-- START STORED DATA --

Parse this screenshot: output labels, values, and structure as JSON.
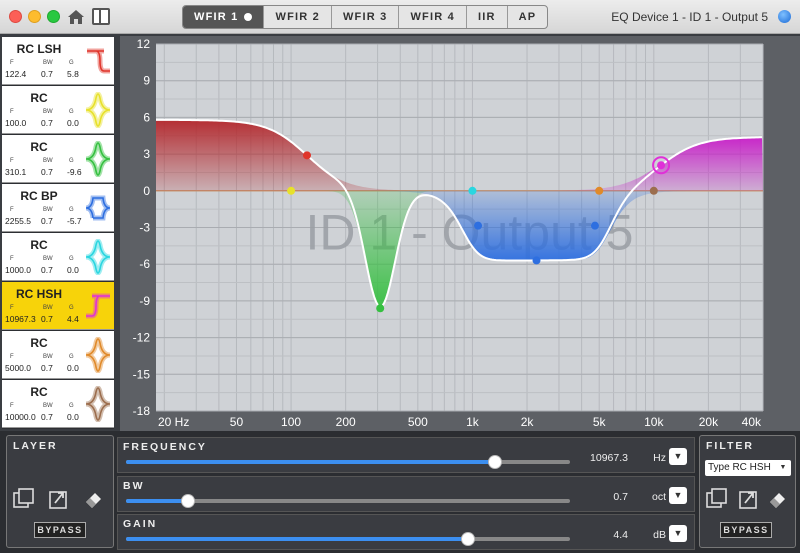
{
  "window": {
    "title": "EQ Device 1 - ID 1 - Output 5",
    "tabs": [
      {
        "label": "WFIR 1",
        "active": true
      },
      {
        "label": "WFIR 2",
        "active": false
      },
      {
        "label": "WFIR 3",
        "active": false
      },
      {
        "label": "WFIR 4",
        "active": false
      },
      {
        "label": "IIR",
        "active": false
      },
      {
        "label": "AP",
        "active": false
      }
    ]
  },
  "band_headers": {
    "f": "F",
    "bw": "BW",
    "g": "G"
  },
  "bands": [
    {
      "name": "RC LSH",
      "f": "122.4",
      "bw": "0.7",
      "g": "5.8",
      "color": "#e0352b",
      "shape": "lsh",
      "selected": false
    },
    {
      "name": "RC",
      "f": "100.0",
      "bw": "0.7",
      "g": "0.0",
      "color": "#e7e12a",
      "shape": "pk",
      "selected": false
    },
    {
      "name": "RC",
      "f": "310.1",
      "bw": "0.7",
      "g": "-9.6",
      "color": "#35c040",
      "shape": "pk",
      "selected": false
    },
    {
      "name": "RC BP",
      "f": "2255.5",
      "bw": "0.7",
      "g": "-5.7",
      "color": "#2e6fe0",
      "shape": "bp",
      "selected": false
    },
    {
      "name": "RC",
      "f": "1000.0",
      "bw": "0.7",
      "g": "0.0",
      "color": "#2ad6e0",
      "shape": "pk",
      "selected": false
    },
    {
      "name": "RC HSH",
      "f": "10967.3",
      "bw": "0.7",
      "g": "4.4",
      "color": "#e030d8",
      "shape": "hsh",
      "selected": true
    },
    {
      "name": "RC",
      "f": "5000.0",
      "bw": "0.7",
      "g": "0.0",
      "color": "#e08a2a",
      "shape": "pk",
      "selected": false
    },
    {
      "name": "RC",
      "f": "10000.0",
      "bw": "0.7",
      "g": "0.0",
      "color": "#9c6e4e",
      "shape": "pk",
      "selected": false
    }
  ],
  "graph": {
    "watermark": "ID 1 - Output 5",
    "y_ticks": [
      "12",
      "9",
      "6",
      "3",
      "0",
      "-3",
      "-6",
      "-9",
      "-12",
      "-15",
      "-18"
    ],
    "x_ticks": [
      {
        "label": "20 Hz",
        "f": 20
      },
      {
        "label": "50",
        "f": 50
      },
      {
        "label": "100",
        "f": 100
      },
      {
        "label": "200",
        "f": 200
      },
      {
        "label": "500",
        "f": 500
      },
      {
        "label": "1k",
        "f": 1000
      },
      {
        "label": "2k",
        "f": 2000
      },
      {
        "label": "5k",
        "f": 5000
      },
      {
        "label": "10k",
        "f": 10000
      },
      {
        "label": "20k",
        "f": 20000
      },
      {
        "label": "40k",
        "f": 40000
      }
    ],
    "x_range_hz": [
      18,
      40000
    ],
    "y_range_db": [
      -18,
      12
    ],
    "log_x": true,
    "grid": true
  },
  "layer": {
    "title": "LAYER",
    "bypass": "BYPASS"
  },
  "filter": {
    "title": "FILTER",
    "type_label": "Type RC HSH",
    "bypass": "BYPASS"
  },
  "params": {
    "frequency": {
      "label": "FREQUENCY",
      "value": "10967.3",
      "unit": "Hz",
      "fraction": 0.83
    },
    "bw": {
      "label": "BW",
      "value": "0.7",
      "unit": "oct",
      "fraction": 0.14
    },
    "gain": {
      "label": "GAIN",
      "value": "4.4",
      "unit": "dB",
      "fraction": 0.77
    }
  }
}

-- END STORED DATA --

> _EXERCISE GOAL_: Copy out the listing exactly as it stands, but not the pictures.

> _ANSWER BELOW_:
Parse this screenshot: output labels, values, and structure as JSON.
{
  "window": {
    "title": "EQ Device 1 - ID 1 - Output 5",
    "tabs": [
      {
        "label": "WFIR 1",
        "active": true
      },
      {
        "label": "WFIR 2",
        "active": false
      },
      {
        "label": "WFIR 3",
        "active": false
      },
      {
        "label": "WFIR 4",
        "active": false
      },
      {
        "label": "IIR",
        "active": false
      },
      {
        "label": "AP",
        "active": false
      }
    ]
  },
  "band_headers": {
    "f": "F",
    "bw": "BW",
    "g": "G"
  },
  "bands": [
    {
      "name": "RC LSH",
      "f": "122.4",
      "bw": "0.7",
      "g": "5.8",
      "color": "#e0352b",
      "shape": "lsh",
      "selected": false
    },
    {
      "name": "RC",
      "f": "100.0",
      "bw": "0.7",
      "g": "0.0",
      "color": "#e7e12a",
      "shape": "pk",
      "selected": false
    },
    {
      "name": "RC",
      "f": "310.1",
      "bw": "0.7",
      "g": "-9.6",
      "color": "#35c040",
      "shape": "pk",
      "selected": false
    },
    {
      "name": "RC BP",
      "f": "2255.5",
      "bw": "0.7",
      "g": "-5.7",
      "color": "#2e6fe0",
      "shape": "bp",
      "selected": false
    },
    {
      "name": "RC",
      "f": "1000.0",
      "bw": "0.7",
      "g": "0.0",
      "color": "#2ad6e0",
      "shape": "pk",
      "selected": false
    },
    {
      "name": "RC HSH",
      "f": "10967.3",
      "bw": "0.7",
      "g": "4.4",
      "color": "#e030d8",
      "shape": "hsh",
      "selected": true
    },
    {
      "name": "RC",
      "f": "5000.0",
      "bw": "0.7",
      "g": "0.0",
      "color": "#e08a2a",
      "shape": "pk",
      "selected": false
    },
    {
      "name": "RC",
      "f": "10000.0",
      "bw": "0.7",
      "g": "0.0",
      "color": "#9c6e4e",
      "shape": "pk",
      "selected": false
    }
  ],
  "graph": {
    "watermark": "ID 1 - Output 5",
    "y_ticks": [
      "12",
      "9",
      "6",
      "3",
      "0",
      "-3",
      "-6",
      "-9",
      "-12",
      "-15",
      "-18"
    ],
    "x_ticks": [
      {
        "label": "20 Hz",
        "f": 20
      },
      {
        "label": "50",
        "f": 50
      },
      {
        "label": "100",
        "f": 100
      },
      {
        "label": "200",
        "f": 200
      },
      {
        "label": "500",
        "f": 500
      },
      {
        "label": "1k",
        "f": 1000
      },
      {
        "label": "2k",
        "f": 2000
      },
      {
        "label": "5k",
        "f": 5000
      },
      {
        "label": "10k",
        "f": 10000
      },
      {
        "label": "20k",
        "f": 20000
      },
      {
        "label": "40k",
        "f": 40000
      }
    ],
    "x_range_hz": [
      18,
      40000
    ],
    "y_range_db": [
      -18,
      12
    ],
    "log_x": true,
    "grid": true
  },
  "layer": {
    "title": "LAYER",
    "bypass": "BYPASS"
  },
  "filter": {
    "title": "FILTER",
    "type_label": "Type RC HSH",
    "bypass": "BYPASS"
  },
  "params": {
    "frequency": {
      "label": "FREQUENCY",
      "value": "10967.3",
      "unit": "Hz",
      "fraction": 0.83
    },
    "bw": {
      "label": "BW",
      "value": "0.7",
      "unit": "oct",
      "fraction": 0.14
    },
    "gain": {
      "label": "GAIN",
      "value": "4.4",
      "unit": "dB",
      "fraction": 0.77
    }
  }
}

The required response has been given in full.